* START Material to process *

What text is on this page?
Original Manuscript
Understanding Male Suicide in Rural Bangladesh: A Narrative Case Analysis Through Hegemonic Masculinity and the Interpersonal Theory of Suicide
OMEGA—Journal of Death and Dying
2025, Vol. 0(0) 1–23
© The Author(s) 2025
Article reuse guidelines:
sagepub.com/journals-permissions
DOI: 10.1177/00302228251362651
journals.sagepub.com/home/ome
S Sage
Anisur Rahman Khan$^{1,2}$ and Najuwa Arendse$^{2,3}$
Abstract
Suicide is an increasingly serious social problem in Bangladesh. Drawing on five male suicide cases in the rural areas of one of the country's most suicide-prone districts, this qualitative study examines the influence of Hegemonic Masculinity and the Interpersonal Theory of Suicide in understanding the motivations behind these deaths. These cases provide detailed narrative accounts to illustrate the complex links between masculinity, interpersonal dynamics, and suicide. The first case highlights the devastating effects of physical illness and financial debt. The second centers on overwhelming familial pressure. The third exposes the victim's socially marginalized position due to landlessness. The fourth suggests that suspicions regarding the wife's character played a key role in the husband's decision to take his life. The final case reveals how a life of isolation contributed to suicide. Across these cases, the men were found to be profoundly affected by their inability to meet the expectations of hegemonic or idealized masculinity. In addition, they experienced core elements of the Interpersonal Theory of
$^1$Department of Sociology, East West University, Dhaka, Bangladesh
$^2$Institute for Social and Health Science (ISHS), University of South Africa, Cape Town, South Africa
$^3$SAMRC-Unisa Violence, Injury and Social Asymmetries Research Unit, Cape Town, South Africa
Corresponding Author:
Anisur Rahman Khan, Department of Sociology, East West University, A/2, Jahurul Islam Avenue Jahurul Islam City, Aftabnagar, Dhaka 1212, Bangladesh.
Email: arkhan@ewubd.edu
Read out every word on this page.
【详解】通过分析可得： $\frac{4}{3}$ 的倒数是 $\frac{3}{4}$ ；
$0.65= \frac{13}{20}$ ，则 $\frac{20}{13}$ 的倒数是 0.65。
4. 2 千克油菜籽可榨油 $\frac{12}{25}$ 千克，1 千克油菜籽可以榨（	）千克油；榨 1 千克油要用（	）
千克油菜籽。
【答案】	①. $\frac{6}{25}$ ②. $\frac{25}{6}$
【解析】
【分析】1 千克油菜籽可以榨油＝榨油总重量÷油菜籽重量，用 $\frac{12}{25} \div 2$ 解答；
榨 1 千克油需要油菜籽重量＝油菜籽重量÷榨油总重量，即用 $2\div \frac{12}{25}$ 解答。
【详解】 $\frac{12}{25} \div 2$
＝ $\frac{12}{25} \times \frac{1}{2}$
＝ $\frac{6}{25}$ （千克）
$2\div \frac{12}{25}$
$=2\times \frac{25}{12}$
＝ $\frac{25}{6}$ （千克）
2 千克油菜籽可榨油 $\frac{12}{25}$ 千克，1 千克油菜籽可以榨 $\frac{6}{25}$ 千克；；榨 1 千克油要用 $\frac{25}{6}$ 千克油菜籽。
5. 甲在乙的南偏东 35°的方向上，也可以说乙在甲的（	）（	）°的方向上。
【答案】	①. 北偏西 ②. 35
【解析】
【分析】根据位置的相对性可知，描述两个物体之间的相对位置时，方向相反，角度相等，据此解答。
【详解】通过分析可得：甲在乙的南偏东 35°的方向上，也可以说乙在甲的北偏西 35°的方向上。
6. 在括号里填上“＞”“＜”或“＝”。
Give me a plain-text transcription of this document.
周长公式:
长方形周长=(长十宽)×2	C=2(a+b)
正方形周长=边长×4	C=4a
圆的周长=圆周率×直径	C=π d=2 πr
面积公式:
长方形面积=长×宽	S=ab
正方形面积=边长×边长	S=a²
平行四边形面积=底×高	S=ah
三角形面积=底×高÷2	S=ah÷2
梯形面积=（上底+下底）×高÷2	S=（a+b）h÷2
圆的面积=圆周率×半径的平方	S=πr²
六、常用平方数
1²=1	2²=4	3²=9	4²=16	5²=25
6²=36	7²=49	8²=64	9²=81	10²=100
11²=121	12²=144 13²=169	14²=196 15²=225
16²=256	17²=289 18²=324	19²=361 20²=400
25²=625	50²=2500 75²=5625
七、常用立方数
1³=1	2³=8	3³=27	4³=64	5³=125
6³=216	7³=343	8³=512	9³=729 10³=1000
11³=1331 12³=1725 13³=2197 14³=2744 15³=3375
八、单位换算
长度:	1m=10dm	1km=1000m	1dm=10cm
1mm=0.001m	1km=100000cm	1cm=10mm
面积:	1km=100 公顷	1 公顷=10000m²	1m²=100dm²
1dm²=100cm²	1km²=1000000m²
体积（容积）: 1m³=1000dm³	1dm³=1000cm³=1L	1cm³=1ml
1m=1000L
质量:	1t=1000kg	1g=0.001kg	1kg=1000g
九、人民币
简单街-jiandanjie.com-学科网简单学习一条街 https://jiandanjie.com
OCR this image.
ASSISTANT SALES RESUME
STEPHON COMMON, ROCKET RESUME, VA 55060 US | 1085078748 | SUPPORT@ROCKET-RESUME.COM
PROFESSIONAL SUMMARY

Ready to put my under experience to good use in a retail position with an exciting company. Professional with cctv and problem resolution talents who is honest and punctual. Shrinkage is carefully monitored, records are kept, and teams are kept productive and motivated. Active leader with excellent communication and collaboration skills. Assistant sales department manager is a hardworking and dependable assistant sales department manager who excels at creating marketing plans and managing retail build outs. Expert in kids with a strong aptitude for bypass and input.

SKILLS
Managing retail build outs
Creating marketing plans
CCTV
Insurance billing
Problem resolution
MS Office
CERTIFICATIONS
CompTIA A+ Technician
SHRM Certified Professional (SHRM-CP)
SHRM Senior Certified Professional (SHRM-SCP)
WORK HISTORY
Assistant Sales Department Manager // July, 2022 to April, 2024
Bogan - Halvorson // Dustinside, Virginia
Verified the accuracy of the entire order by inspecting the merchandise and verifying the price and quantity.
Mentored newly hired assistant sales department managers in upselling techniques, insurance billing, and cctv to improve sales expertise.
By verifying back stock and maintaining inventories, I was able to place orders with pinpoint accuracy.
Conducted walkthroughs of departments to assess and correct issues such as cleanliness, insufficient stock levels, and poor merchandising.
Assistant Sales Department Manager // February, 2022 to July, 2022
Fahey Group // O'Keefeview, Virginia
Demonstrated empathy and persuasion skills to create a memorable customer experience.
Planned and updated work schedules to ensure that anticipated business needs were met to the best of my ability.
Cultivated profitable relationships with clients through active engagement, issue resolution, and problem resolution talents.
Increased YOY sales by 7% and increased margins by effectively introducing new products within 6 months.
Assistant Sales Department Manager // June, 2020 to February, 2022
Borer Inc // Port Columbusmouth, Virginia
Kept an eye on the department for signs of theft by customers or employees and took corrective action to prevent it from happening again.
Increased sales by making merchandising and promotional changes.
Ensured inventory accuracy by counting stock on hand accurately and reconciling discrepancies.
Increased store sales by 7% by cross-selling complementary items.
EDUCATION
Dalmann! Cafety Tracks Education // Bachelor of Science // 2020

* END Material to process *

▶ **Problem to solve**
Search the records for the word "甲在乙的南偏东" and copy every line where it occurs.

▶ **Expected answer**
5. 甲在乙的南偏东 35°的方向上，也可以说乙在甲的（	）（	）°的方向上。
【详解】通过分析可得：甲在乙的南偏东 35°的方向上，也可以说乙在甲的北偏西 35°的方向上。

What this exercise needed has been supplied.